> SET EXERCISE
Reproduce the listing exactly, with no pictures in your copy.

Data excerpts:

»»

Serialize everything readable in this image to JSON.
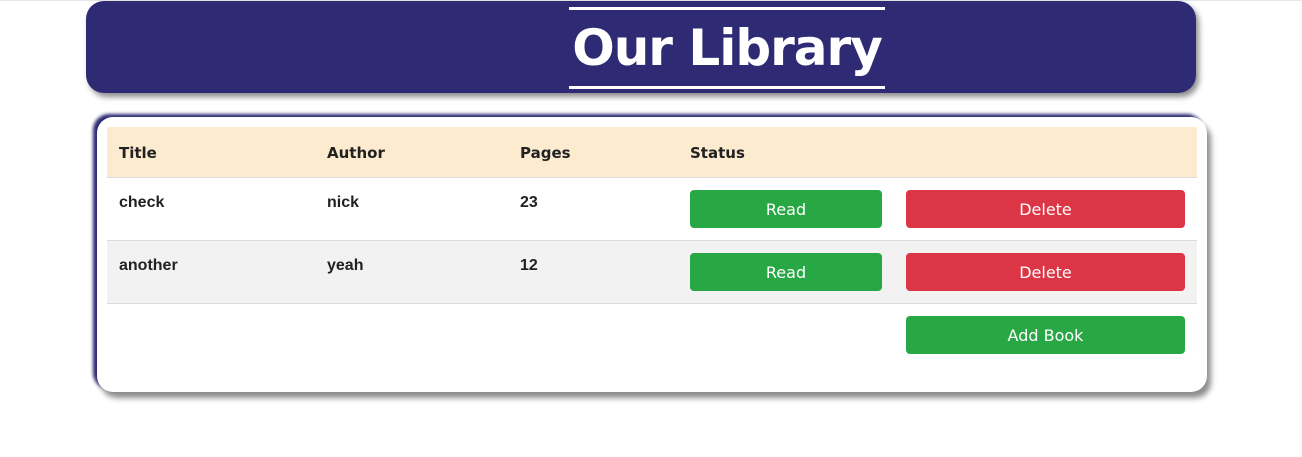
{
  "header": {
    "title": "Our Library"
  },
  "table": {
    "columns": [
      "Title",
      "Author",
      "Pages",
      "Status"
    ],
    "rows": [
      {
        "title": "check",
        "author": "nick",
        "pages": "23",
        "status_label": "Read",
        "delete_label": "Delete"
      },
      {
        "title": "another",
        "author": "yeah",
        "pages": "12",
        "status_label": "Read",
        "delete_label": "Delete"
      }
    ]
  },
  "actions": {
    "add_label": "Add Book"
  },
  "colors": {
    "header_bg": "#2e2b74",
    "table_head_bg": "#fdebd0",
    "success": "#28a745",
    "danger": "#dc3545",
    "striped_row": "#f2f2f2"
  }
}
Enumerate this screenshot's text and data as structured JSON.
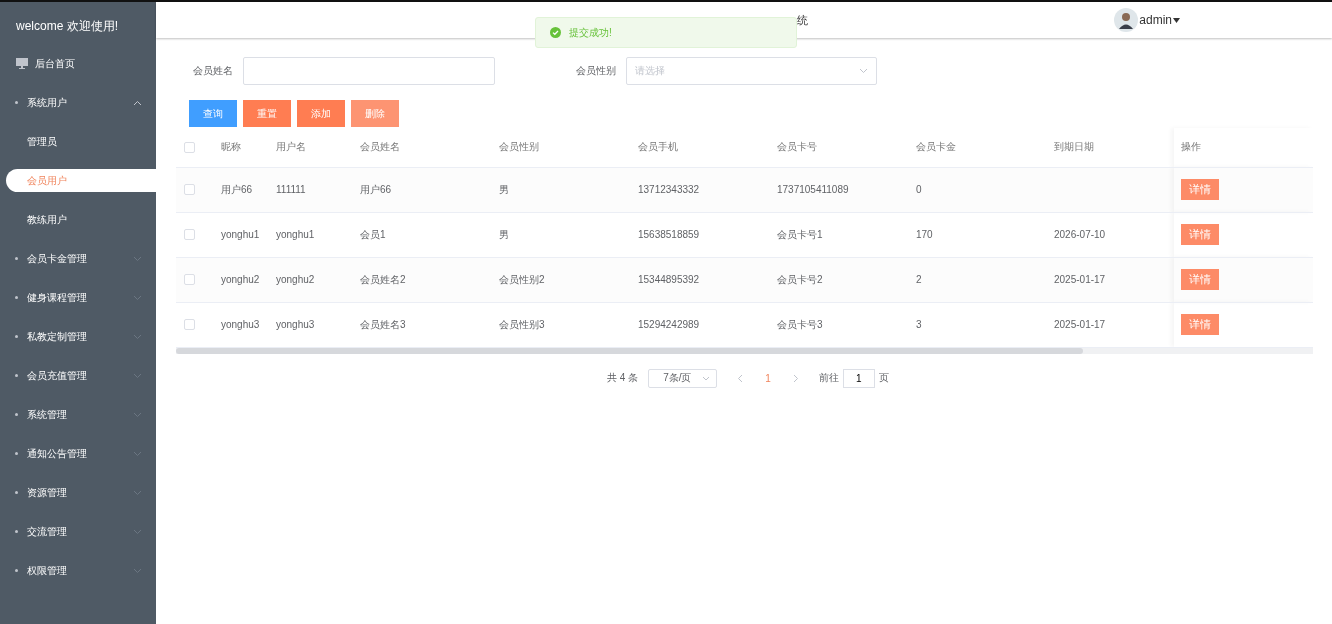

««

> FULL SOLUTION
Serialize everything readable in this image to JSON.
{
  "header": {
    "title": "Our Library"
  },
  "table": {
    "columns": [
      "Title",
      "Author",
      "Pages",
      "Status"
    ],
    "rows": [
      {
        "title": "check",
        "author": "nick",
        "pages": "23",
        "status_label": "Read",
        "delete_label": "Delete"
      },
      {
        "title": "another",
        "author": "yeah",
        "pages": "12",
        "status_label": "Read",
        "delete_label": "Delete"
      }
    ]
  },
  "actions": {
    "add_label": "Add Book"
  },
  "colors": {
    "header_bg": "#2e2b74",
    "table_head_bg": "#fdebd0",
    "success": "#28a745",
    "danger": "#dc3545",
    "striped_row": "#f2f2f2"
  }
}
Enumerate this screenshot's text and data as structured JSON.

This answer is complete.